» **DATA LISTING**:
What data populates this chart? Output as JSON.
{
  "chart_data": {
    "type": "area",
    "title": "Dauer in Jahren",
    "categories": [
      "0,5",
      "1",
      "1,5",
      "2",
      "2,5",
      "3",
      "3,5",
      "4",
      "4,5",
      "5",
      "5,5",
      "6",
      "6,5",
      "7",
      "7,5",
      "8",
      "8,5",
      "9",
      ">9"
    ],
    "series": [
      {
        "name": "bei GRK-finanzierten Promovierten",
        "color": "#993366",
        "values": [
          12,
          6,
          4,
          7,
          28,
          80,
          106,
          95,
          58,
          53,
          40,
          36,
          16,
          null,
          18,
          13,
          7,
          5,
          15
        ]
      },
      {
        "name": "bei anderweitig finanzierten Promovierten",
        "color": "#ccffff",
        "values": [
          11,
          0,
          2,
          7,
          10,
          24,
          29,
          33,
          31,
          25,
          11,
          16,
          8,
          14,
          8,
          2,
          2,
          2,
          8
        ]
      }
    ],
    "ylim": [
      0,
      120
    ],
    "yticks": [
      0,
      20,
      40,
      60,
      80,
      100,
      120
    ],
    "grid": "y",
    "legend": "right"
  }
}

» **DIRECTIONS**: Each record must be returned exactly as it is written.

» **SOLVED PROBLEM**:
What data populates this chart? Output as JSON.
{
  "chart_data": {
    "type": "area",
    "title": "Dauer in Jahren",
    "categories": [
      "0,5",
      "1",
      "1,5",
      "2",
      "2,5",
      "3",
      "3,5",
      "4",
      "4,5",
      "5",
      "5,5",
      "6",
      "6,5",
      "7",
      "7,5",
      "8",
      "8,5",
      "9",
      ">9"
    ],
    "series": [
      {
        "name": "bei GRK-finanzierten Promovierten",
        "color": "#993366",
        "values": [
          12,
          6,
          4,
          7,
          28,
          80,
          106,
          95,
          58,
          53,
          40,
          36,
          16,
          null,
          18,
          13,
          7,
          5,
          15
        ]
      },
      {
        "name": "bei anderweitig finanzierten Promovierten",
        "color": "#ccffff",
        "values": [
          11,
          0,
          2,
          7,
          10,
          24,
          29,
          33,
          31,
          25,
          11,
          16,
          8,
          14,
          8,
          2,
          2,
          2,
          8
        ]
      }
    ],
    "ylim": [
      0,
      120
    ],
    "yticks": [
      0,
      20,
      40,
      60,
      80,
      100,
      120
    ],
    "grid": "y",
    "legend": "right"
  }
}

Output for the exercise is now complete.